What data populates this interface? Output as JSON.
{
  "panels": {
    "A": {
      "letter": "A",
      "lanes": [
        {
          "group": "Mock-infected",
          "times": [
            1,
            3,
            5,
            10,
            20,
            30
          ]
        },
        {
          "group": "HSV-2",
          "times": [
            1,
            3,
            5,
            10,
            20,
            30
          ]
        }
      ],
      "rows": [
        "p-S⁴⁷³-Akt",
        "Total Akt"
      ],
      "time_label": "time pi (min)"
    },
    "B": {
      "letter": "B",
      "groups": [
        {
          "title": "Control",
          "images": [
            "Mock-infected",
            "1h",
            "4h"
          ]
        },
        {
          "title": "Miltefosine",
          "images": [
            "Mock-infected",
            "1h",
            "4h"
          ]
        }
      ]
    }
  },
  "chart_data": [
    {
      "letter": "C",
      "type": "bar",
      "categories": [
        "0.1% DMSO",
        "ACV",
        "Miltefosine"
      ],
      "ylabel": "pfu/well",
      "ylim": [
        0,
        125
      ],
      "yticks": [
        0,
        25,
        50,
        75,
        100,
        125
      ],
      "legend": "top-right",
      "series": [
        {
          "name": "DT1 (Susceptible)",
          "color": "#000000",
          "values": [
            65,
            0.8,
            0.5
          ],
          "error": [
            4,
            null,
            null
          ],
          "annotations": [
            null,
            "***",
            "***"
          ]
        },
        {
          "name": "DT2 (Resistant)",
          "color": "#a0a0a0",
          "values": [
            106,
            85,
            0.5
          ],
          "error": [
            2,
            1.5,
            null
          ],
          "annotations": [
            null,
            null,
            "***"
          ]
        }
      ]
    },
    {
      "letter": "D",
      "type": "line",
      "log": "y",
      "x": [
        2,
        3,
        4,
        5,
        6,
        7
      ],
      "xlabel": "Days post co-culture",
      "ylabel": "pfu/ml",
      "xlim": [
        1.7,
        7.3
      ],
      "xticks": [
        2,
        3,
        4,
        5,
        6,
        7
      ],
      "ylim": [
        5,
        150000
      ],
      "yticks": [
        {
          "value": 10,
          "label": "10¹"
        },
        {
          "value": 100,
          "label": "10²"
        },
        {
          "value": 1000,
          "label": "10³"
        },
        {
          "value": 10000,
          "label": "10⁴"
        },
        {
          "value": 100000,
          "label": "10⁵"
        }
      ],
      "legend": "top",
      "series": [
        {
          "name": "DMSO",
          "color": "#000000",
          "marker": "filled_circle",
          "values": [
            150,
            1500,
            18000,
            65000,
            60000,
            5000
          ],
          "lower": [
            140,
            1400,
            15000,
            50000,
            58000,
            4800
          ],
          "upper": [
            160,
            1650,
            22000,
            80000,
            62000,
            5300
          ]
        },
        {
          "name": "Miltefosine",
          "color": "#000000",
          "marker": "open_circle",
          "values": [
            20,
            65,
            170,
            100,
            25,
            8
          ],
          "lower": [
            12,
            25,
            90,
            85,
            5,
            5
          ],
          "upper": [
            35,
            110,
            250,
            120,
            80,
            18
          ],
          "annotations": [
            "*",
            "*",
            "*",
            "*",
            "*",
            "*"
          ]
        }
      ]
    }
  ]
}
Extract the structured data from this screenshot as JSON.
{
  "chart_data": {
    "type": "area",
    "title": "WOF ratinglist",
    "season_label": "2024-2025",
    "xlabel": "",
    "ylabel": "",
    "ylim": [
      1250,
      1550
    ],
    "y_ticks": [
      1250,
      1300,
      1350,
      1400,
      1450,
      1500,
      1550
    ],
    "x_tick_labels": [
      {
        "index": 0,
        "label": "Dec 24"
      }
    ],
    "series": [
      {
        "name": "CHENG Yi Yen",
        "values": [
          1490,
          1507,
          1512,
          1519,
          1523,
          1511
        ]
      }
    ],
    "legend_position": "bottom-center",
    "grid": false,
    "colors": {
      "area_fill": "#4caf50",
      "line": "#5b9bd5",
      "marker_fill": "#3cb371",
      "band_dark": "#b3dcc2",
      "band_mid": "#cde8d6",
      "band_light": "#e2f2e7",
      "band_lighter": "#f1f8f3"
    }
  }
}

*****

Instructions for the task →
Print the whole listing exactly as it is.

Answer to this problem →
What data populates this interface? Output as JSON.
{
  "panels": {
    "A": {
      "letter": "A",
      "lanes": [
        {
          "group": "Mock-infected",
          "times": [
            1,
            3,
            5,
            10,
            20,
            30
          ]
        },
        {
          "group": "HSV-2",
          "times": [
            1,
            3,
            5,
            10,
            20,
            30
          ]
        }
      ],
      "rows": [
        "p-S⁴⁷³-Akt",
        "Total Akt"
      ],
      "time_label": "time pi (min)"
    },
    "B": {
      "letter": "B",
      "groups": [
        {
          "title": "Control",
          "images": [
            "Mock-infected",
            "1h",
            "4h"
          ]
        },
        {
          "title": "Miltefosine",
          "images": [
            "Mock-infected",
            "1h",
            "4h"
          ]
        }
      ]
    }
  },
  "chart_data": [
    {
      "letter": "C",
      "type": "bar",
      "categories": [
        "0.1% DMSO",
        "ACV",
        "Miltefosine"
      ],
      "ylabel": "pfu/well",
      "ylim": [
        0,
        125
      ],
      "yticks": [
        0,
        25,
        50,
        75,
        100,
        125
      ],
      "legend": "top-right",
      "series": [
        {
          "name": "DT1 (Susceptible)",
          "color": "#000000",
          "values": [
            65,
            0.8,
            0.5
          ],
          "error": [
            4,
            null,
            null
          ],
          "annotations": [
            null,
            "***",
            "***"
          ]
        },
        {
          "name": "DT2 (Resistant)",
          "color": "#a0a0a0",
          "values": [
            106,
            85,
            0.5
          ],
          "error": [
            2,
            1.5,
            null
          ],
          "annotations": [
            null,
            null,
            "***"
          ]
        }
      ]
    },
    {
      "letter": "D",
      "type": "line",
      "log": "y",
      "x": [
        2,
        3,
        4,
        5,
        6,
        7
      ],
      "xlabel": "Days post co-culture",
      "ylabel": "pfu/ml",
      "xlim": [
        1.7,
        7.3
      ],
      "xticks": [
        2,
        3,
        4,
        5,
        6,
        7
      ],
      "ylim": [
        5,
        150000
      ],
      "yticks": [
        {
          "value": 10,
          "label": "10¹"
        },
        {
          "value": 100,
          "label": "10²"
        },
        {
          "value": 1000,
          "label": "10³"
        },
        {
          "value": 10000,
          "label": "10⁴"
        },
        {
          "value": 100000,
          "label": "10⁵"
        }
      ],
      "legend": "top",
      "series": [
        {
          "name": "DMSO",
          "color": "#000000",
          "marker": "filled_circle",
          "values": [
            150,
            1500,
            18000,
            65000,
            60000,
            5000
          ],
          "lower": [
            140,
            1400,
            15000,
            50000,
            58000,
            4800
          ],
          "upper": [
            160,
            1650,
            22000,
            80000,
            62000,
            5300
          ]
        },
        {
          "name": "Miltefosine",
          "color": "#000000",
          "marker": "open_circle",
          "values": [
            20,
            65,
            170,
            100,
            25,
            8
          ],
          "lower": [
            12,
            25,
            90,
            85,
            5,
            5
          ],
          "upper": [
            35,
            110,
            250,
            120,
            80,
            18
          ],
          "annotations": [
            "*",
            "*",
            "*",
            "*",
            "*",
            "*"
          ]
        }
      ]
    }
  ]
}
Extract the structured data from this screenshot as JSON.
{
  "chart_data": {
    "type": "area",
    "title": "WOF ratinglist",
    "season_label": "2024-2025",
    "xlabel": "",
    "ylabel": "",
    "ylim": [
      1250,
      1550
    ],
    "y_ticks": [
      1250,
      1300,
      1350,
      1400,
      1450,
      1500,
      1550
    ],
    "x_tick_labels": [
      {
        "index": 0,
        "label": "Dec 24"
      }
    ],
    "series": [
      {
        "name": "CHENG Yi Yen",
        "values": [
          1490,
          1507,
          1512,
          1519,
          1523,
          1511
        ]
      }
    ],
    "legend_position": "bottom-center",
    "grid": false,
    "colors": {
      "area_fill": "#4caf50",
      "line": "#5b9bd5",
      "marker_fill": "#3cb371",
      "band_dark": "#b3dcc2",
      "band_mid": "#cde8d6",
      "band_light": "#e2f2e7",
      "band_lighter": "#f1f8f3"
    }
  }
}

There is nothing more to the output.